[Element box records]

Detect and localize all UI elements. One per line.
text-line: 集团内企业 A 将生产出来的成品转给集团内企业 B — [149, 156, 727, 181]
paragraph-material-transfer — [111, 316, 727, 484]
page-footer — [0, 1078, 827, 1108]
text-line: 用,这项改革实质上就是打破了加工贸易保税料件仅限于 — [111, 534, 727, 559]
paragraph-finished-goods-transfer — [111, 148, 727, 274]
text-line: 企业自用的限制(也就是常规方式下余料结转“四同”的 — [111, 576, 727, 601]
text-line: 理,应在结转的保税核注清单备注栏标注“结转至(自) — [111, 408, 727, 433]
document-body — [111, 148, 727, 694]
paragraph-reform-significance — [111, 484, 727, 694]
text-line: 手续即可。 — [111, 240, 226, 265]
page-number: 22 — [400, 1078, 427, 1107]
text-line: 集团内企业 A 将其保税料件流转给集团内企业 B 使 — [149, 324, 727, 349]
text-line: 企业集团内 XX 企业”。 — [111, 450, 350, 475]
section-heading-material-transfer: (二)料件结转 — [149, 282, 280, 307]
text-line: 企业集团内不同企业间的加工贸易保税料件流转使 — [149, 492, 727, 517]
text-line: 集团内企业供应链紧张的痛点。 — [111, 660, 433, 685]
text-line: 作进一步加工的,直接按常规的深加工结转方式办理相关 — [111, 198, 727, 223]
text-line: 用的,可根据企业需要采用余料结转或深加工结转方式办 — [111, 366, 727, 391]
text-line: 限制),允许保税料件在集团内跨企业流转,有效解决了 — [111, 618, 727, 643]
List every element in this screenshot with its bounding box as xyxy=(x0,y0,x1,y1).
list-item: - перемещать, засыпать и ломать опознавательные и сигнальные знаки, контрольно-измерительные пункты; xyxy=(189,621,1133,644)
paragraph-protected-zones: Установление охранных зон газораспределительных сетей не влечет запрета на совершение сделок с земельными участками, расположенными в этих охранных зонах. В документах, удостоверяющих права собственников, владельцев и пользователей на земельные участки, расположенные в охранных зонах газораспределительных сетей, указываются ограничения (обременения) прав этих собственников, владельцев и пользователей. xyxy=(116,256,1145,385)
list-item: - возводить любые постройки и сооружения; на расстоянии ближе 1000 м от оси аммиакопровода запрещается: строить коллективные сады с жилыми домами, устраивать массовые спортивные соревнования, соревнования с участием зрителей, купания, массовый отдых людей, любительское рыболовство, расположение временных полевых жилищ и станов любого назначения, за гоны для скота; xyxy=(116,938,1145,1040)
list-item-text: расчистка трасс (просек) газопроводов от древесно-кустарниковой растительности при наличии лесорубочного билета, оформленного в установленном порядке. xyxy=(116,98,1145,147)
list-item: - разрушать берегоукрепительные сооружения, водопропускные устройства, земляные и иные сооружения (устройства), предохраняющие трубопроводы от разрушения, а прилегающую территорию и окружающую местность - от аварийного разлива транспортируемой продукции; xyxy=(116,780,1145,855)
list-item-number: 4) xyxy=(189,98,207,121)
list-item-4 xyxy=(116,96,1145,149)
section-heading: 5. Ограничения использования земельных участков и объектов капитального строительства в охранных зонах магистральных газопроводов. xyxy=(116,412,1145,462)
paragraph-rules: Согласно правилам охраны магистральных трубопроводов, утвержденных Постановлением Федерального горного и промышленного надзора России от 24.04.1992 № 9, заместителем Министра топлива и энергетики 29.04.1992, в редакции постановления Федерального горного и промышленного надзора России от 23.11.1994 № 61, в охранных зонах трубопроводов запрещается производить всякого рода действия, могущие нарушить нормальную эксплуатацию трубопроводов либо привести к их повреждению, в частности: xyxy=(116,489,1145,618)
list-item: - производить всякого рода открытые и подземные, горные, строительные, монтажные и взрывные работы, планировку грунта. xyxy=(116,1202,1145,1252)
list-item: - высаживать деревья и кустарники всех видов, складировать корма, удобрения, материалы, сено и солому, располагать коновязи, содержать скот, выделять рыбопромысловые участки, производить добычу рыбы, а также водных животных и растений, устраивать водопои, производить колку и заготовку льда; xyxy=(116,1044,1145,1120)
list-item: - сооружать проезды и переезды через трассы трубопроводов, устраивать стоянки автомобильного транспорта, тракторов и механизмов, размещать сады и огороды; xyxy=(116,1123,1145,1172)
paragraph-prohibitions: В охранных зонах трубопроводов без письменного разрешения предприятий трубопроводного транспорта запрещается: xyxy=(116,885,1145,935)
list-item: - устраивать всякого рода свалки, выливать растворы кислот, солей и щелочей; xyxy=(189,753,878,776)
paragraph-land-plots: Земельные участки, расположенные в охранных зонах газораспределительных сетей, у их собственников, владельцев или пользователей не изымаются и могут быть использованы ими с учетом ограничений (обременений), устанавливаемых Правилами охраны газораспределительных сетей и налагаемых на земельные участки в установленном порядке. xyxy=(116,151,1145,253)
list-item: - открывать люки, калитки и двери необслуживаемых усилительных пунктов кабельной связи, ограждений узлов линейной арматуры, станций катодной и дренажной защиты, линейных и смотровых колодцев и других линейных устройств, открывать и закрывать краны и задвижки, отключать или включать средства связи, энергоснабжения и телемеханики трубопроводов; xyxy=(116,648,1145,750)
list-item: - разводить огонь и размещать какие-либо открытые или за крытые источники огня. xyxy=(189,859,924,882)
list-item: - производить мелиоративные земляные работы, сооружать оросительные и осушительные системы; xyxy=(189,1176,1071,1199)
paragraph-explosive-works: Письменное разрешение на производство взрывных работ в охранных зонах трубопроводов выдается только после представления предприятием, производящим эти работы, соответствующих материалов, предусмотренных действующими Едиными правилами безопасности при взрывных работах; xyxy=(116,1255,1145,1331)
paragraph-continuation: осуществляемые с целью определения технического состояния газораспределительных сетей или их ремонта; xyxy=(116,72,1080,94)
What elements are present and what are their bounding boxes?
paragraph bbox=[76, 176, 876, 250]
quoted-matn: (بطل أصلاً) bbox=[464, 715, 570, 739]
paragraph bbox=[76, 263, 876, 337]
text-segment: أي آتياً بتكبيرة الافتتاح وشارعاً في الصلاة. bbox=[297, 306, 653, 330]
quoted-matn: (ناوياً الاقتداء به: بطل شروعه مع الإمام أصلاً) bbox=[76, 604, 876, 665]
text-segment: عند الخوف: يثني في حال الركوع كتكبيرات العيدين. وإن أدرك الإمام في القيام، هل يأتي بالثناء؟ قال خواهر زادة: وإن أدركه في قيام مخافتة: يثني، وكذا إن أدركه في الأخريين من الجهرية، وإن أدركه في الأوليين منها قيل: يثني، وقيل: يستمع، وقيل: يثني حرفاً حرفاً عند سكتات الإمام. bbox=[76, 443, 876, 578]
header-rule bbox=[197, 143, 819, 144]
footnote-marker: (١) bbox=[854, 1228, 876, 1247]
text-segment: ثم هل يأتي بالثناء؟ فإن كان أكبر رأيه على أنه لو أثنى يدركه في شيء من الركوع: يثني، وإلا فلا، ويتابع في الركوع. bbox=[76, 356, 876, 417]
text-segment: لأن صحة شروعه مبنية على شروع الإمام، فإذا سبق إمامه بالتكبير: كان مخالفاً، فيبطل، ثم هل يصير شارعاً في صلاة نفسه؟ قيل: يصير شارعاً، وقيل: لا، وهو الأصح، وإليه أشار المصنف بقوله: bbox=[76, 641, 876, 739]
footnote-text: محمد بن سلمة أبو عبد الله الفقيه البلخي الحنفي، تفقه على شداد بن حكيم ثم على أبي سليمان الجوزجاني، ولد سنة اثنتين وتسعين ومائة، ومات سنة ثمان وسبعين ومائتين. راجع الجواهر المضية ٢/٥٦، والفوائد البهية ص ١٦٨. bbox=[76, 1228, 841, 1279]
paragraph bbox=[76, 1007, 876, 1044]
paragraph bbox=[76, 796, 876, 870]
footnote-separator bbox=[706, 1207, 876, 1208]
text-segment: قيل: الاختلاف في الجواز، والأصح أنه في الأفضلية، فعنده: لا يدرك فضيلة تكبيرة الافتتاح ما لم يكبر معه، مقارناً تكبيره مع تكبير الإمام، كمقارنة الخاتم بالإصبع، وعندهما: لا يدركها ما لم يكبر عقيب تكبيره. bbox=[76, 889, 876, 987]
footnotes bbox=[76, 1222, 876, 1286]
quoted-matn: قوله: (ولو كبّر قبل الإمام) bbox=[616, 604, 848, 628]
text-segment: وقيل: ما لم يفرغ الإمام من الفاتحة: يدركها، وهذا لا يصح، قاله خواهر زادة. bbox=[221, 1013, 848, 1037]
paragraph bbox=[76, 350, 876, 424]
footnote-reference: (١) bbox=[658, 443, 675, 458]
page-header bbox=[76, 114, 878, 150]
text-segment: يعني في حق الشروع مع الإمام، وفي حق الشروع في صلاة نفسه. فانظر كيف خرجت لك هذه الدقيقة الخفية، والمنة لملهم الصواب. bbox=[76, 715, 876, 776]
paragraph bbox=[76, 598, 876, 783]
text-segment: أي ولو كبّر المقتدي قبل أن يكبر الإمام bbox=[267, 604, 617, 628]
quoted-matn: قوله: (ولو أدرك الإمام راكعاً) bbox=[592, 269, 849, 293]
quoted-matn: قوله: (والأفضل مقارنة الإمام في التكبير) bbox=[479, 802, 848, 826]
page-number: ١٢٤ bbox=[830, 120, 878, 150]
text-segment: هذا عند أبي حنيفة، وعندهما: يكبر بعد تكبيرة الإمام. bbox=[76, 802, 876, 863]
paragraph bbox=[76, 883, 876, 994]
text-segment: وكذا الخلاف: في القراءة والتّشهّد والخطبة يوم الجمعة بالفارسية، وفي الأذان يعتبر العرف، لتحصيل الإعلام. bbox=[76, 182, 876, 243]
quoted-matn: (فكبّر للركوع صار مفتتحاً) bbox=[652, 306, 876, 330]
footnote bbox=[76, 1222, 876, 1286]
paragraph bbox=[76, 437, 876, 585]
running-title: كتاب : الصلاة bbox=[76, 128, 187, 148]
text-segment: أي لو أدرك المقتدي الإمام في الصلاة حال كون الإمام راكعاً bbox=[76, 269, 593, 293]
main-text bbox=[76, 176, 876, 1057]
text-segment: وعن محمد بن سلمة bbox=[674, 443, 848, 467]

**Aim:** Report each line of the material that contains the word "الركوع", and copy those lines in full.

**Task output:**
text-segment: عند الخوف: يثني في حال الركوع كتكبيرات العيدين. وإن أدرك الإمام في القيام، هل يأتي بالثناء؟ قال خواهر زادة: وإن أدركه في قيام مخافتة: يثني، وكذا إن أدركه في الأخريين من الجهرية، وإن أدركه في الأوليين منها قيل: يثني، وقيل: يستمع، وقيل: يثني حرفاً حرفاً عند سكتات الإمام. bbox=[76, 443, 876, 578]
text-segment: ثم هل يأتي بالثناء؟ فإن كان أكبر رأيه على أنه لو أثنى يدركه في شيء من الركوع: يثني، وإلا فلا، ويتابع في الركوع. bbox=[76, 356, 876, 417]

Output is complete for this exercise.